[BEGIN Exercise input]

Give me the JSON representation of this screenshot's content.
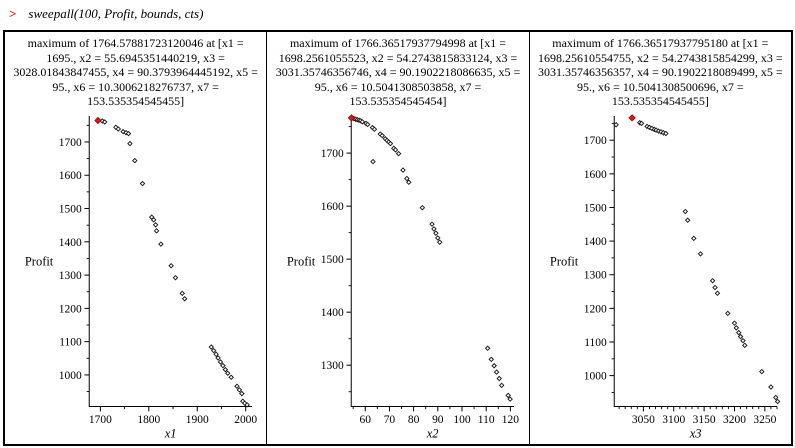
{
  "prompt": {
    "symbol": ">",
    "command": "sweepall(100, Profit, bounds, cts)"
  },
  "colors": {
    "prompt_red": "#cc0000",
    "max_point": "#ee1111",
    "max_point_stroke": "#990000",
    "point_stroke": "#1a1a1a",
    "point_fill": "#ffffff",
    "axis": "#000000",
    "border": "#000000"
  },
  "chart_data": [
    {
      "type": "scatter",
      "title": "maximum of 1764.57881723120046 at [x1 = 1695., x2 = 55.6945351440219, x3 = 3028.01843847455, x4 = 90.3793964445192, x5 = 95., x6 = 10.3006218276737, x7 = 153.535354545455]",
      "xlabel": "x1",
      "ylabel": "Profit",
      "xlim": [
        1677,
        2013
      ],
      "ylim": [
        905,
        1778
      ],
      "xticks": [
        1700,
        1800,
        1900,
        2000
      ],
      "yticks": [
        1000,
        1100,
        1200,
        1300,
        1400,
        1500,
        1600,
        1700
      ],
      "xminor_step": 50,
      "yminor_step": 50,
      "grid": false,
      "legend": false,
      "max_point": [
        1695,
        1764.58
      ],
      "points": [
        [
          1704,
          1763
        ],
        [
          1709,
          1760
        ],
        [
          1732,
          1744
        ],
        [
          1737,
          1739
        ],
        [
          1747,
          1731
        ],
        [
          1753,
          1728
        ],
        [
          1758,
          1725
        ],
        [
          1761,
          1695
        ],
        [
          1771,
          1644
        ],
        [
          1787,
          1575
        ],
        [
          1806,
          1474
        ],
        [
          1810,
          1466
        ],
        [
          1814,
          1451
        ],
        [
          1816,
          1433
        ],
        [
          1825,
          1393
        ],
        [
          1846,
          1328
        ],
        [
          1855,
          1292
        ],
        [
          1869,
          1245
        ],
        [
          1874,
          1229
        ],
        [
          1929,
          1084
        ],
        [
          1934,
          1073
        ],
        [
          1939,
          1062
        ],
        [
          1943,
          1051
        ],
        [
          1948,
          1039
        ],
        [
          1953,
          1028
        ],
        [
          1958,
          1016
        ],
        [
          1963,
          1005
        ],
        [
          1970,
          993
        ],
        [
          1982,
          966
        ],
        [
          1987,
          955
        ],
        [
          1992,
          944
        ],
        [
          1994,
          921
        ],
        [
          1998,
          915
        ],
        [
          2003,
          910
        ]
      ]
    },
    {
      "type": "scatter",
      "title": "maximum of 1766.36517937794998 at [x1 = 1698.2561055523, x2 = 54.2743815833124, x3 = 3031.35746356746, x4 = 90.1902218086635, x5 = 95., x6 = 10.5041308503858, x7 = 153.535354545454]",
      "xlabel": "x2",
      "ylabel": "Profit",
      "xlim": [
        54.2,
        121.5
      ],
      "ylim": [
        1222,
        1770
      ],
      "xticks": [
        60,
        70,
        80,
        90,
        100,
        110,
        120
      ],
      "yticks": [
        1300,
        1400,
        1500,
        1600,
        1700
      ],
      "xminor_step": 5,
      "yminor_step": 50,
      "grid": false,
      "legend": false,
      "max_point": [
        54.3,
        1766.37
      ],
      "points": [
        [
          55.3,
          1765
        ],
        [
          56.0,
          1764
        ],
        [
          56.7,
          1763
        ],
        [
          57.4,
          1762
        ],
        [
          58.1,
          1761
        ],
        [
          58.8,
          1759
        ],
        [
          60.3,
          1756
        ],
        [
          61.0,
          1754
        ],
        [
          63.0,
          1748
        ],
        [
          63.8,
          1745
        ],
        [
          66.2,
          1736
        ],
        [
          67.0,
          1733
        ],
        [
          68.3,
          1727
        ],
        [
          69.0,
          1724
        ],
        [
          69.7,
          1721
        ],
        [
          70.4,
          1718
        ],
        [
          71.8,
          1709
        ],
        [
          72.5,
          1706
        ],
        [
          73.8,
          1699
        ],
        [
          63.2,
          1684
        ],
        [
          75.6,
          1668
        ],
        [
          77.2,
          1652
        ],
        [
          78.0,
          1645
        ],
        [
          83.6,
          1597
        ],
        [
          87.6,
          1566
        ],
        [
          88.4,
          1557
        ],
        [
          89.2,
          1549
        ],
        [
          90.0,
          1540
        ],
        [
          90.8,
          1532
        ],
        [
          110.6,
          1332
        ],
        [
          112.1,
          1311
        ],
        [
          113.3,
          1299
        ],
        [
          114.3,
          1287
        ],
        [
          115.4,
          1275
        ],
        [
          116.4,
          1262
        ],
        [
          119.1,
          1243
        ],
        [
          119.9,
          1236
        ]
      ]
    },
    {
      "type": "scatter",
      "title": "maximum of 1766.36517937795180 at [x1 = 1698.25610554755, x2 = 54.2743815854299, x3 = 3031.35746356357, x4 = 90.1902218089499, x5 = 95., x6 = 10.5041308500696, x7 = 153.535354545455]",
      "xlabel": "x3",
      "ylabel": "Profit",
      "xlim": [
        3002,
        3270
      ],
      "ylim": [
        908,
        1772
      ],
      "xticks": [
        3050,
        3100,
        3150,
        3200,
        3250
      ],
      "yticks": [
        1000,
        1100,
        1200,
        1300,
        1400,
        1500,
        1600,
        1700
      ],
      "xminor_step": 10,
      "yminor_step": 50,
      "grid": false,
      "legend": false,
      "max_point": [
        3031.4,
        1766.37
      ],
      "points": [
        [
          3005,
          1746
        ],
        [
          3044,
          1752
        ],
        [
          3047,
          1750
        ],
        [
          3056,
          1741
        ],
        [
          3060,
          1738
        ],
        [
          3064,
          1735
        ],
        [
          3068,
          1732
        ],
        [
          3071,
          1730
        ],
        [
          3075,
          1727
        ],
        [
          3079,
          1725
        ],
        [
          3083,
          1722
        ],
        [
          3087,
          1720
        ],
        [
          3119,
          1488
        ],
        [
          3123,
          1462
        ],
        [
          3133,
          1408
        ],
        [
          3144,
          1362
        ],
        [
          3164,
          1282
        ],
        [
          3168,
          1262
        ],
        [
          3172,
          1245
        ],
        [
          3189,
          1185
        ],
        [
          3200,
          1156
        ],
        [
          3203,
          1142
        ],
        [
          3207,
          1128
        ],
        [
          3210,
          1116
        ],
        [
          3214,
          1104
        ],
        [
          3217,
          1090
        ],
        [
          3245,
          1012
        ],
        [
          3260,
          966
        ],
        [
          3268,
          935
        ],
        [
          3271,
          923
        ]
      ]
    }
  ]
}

[END Exercise input]
[BEGIN Exercise input]

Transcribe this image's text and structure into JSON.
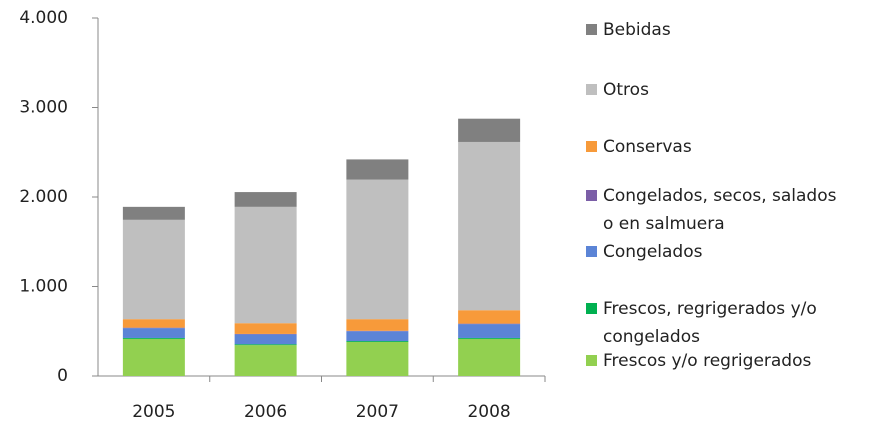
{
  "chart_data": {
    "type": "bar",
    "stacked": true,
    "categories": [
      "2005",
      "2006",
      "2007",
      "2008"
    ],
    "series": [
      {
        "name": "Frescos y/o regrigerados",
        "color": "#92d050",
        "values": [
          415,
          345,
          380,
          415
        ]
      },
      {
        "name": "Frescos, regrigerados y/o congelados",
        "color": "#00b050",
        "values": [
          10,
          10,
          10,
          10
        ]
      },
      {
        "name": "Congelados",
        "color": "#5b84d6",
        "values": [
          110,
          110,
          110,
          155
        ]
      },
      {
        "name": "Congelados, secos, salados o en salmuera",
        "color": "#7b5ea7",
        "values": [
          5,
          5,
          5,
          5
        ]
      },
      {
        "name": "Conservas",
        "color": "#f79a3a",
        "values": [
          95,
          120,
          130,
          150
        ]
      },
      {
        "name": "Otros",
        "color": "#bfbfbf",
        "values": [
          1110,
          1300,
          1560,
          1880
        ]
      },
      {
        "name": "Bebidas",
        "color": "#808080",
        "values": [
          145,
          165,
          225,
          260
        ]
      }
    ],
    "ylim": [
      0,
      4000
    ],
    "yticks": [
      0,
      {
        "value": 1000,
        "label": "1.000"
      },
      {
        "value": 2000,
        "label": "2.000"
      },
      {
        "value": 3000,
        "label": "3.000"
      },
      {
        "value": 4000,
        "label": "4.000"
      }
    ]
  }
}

[END Exercise input]

**Task brief:**
List each line of the entries that holds the string "this".

**Response below:**
Give me the JSON representation of this screenshot's content.
Transcribe this image's text and structure into JSON.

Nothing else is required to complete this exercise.